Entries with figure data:
··········
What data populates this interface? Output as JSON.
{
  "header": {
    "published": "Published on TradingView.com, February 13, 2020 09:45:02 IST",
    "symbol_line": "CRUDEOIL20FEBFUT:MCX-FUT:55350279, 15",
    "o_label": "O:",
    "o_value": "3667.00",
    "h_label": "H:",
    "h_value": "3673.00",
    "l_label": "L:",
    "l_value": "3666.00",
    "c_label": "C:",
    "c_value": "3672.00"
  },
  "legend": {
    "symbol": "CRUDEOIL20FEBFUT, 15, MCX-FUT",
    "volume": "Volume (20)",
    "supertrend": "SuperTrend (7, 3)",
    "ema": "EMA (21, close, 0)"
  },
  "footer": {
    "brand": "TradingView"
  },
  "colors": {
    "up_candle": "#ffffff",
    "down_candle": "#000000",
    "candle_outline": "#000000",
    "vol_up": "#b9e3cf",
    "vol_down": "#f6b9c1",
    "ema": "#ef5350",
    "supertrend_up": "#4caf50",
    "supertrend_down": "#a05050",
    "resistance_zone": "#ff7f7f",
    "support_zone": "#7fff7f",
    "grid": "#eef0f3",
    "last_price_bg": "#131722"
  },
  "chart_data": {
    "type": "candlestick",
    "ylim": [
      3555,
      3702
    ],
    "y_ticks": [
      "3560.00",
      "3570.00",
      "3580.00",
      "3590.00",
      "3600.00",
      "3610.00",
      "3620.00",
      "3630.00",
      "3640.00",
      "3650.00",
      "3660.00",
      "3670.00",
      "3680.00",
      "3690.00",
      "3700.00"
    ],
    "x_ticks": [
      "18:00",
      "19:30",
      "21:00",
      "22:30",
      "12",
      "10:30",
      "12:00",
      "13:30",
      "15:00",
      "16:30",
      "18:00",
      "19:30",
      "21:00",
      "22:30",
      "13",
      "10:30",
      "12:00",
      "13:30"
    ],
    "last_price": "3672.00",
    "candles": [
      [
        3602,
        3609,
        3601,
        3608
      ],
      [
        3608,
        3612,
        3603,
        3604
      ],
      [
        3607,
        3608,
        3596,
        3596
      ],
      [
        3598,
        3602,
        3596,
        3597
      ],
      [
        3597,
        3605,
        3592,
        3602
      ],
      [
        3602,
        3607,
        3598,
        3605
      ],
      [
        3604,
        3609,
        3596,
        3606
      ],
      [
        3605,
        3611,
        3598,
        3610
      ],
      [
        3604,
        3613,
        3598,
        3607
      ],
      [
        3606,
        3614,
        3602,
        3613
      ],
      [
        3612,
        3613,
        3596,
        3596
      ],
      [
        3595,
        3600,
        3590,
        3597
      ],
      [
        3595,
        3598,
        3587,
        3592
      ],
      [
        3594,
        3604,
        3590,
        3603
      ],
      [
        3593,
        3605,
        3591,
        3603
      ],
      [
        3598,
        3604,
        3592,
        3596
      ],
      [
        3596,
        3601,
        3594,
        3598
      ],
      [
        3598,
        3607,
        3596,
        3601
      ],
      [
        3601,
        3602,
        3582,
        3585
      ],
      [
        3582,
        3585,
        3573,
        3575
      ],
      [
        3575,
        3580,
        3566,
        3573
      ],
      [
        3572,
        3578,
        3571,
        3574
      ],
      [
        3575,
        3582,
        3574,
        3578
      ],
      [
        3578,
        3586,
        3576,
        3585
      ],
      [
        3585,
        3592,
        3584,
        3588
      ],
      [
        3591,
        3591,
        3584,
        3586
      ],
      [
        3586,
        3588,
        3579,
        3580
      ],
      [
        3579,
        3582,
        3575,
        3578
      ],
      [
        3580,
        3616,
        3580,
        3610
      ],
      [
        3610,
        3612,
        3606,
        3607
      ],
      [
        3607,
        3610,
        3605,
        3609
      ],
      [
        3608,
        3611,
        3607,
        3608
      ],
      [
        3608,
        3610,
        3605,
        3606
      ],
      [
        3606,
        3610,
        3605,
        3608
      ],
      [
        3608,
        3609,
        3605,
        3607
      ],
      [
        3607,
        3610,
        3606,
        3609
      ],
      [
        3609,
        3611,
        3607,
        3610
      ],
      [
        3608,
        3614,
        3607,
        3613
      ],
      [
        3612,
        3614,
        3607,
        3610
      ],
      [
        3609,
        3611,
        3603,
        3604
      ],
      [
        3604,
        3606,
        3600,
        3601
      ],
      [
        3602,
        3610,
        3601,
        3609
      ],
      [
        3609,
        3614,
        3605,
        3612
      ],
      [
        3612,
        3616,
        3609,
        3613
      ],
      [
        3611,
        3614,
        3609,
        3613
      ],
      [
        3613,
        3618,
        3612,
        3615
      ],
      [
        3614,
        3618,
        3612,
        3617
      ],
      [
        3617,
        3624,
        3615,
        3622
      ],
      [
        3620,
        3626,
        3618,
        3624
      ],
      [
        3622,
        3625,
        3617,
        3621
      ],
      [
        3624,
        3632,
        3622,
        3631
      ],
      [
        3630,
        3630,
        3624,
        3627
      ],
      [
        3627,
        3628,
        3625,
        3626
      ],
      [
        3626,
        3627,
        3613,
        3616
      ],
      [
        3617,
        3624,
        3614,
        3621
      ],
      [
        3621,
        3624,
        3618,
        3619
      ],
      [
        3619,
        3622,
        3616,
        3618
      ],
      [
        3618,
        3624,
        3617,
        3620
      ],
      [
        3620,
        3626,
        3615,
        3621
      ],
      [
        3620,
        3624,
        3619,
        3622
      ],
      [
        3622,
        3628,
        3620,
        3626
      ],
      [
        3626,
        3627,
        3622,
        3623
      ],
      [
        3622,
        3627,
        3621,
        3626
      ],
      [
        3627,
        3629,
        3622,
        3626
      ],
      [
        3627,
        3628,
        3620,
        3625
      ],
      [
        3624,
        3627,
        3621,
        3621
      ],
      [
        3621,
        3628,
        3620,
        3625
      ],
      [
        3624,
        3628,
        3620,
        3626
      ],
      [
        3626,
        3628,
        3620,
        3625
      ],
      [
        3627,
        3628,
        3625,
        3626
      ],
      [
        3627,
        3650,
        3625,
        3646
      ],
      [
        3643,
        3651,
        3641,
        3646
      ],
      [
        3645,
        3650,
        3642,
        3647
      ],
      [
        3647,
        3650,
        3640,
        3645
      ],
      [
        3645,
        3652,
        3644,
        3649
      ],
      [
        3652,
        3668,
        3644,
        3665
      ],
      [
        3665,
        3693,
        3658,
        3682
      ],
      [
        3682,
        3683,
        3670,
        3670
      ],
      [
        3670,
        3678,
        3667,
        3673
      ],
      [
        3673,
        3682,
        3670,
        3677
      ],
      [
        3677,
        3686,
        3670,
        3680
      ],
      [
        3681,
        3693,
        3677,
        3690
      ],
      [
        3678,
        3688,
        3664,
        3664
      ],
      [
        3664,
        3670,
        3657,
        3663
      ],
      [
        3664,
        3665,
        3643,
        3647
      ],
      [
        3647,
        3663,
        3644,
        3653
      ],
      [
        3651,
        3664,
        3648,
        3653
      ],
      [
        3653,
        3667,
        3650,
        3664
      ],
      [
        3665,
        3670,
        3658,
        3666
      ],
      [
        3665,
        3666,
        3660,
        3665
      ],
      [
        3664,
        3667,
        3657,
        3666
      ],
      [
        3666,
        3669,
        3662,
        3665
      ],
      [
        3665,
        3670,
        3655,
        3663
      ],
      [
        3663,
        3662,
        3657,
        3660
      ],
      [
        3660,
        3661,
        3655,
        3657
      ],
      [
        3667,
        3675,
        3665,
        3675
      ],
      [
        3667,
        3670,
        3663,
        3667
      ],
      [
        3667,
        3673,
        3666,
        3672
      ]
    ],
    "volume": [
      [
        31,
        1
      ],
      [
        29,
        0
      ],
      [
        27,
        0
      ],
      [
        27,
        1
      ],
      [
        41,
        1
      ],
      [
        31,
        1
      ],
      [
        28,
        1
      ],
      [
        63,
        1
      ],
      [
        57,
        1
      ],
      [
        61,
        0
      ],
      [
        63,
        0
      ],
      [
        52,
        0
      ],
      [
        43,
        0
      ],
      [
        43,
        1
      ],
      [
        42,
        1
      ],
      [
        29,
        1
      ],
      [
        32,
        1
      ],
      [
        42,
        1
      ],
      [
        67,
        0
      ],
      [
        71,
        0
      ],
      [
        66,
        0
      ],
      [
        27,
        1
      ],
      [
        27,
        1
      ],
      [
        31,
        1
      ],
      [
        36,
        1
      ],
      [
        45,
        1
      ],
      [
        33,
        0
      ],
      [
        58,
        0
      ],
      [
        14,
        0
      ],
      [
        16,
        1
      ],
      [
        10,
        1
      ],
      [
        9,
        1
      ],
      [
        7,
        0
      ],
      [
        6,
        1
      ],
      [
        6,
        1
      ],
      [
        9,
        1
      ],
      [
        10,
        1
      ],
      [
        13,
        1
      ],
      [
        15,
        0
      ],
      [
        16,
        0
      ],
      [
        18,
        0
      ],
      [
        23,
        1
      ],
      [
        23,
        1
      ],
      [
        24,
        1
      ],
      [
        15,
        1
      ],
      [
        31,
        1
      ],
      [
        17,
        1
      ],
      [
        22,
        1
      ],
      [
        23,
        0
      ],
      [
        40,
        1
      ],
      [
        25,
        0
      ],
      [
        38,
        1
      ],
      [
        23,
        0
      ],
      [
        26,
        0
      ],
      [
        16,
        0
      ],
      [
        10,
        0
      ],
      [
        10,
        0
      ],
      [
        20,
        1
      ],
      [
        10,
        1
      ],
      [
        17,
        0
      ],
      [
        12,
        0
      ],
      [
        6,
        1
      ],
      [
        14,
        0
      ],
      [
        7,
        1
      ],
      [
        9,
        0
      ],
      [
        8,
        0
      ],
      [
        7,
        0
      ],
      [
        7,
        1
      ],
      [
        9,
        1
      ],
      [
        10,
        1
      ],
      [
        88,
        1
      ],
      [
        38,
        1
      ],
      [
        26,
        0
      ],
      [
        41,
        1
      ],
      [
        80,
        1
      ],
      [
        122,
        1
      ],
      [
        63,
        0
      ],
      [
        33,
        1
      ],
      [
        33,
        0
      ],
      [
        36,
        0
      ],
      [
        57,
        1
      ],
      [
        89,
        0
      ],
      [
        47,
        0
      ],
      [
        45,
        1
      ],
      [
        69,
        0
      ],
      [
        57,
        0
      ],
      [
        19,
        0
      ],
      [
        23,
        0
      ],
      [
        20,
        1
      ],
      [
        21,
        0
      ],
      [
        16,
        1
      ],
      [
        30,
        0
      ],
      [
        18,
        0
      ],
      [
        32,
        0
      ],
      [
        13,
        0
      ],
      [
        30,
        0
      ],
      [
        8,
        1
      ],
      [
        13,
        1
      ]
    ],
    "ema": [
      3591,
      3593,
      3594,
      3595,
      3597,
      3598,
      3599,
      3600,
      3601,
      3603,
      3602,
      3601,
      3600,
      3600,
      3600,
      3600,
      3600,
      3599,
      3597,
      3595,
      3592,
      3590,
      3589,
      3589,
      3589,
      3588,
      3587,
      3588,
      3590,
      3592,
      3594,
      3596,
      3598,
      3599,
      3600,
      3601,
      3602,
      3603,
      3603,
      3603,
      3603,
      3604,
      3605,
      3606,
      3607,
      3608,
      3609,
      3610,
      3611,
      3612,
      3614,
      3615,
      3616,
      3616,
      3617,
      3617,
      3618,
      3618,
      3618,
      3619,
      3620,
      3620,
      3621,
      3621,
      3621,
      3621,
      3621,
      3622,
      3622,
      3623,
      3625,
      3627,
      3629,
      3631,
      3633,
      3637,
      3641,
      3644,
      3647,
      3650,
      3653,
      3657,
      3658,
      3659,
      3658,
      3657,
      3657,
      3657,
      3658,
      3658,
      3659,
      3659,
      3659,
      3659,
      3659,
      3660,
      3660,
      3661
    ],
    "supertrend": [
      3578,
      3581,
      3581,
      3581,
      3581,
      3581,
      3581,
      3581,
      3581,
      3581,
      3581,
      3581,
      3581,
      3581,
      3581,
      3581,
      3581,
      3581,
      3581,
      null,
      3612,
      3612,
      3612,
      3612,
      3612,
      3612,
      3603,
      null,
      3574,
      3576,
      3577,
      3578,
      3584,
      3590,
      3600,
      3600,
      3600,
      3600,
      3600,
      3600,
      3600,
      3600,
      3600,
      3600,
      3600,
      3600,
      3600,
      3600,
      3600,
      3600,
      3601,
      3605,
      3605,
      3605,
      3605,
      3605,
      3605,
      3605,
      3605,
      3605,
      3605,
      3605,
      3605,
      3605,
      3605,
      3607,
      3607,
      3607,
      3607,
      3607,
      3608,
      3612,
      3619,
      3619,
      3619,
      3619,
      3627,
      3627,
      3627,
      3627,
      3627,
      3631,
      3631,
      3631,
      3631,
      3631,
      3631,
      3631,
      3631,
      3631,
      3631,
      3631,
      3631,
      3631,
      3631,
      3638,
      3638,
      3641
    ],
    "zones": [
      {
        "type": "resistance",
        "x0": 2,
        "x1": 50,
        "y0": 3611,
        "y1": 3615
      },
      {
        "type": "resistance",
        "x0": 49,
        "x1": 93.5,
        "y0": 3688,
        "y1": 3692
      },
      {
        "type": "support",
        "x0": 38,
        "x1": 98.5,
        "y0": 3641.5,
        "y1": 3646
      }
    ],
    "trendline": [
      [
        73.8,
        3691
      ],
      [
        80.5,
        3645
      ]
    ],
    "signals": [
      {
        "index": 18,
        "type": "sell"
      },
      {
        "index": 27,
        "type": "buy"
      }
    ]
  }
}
··········
GOAL
Check each line above for the string "type" and report how many lines have it, giving only the number.

EXERCISE ANSWER
6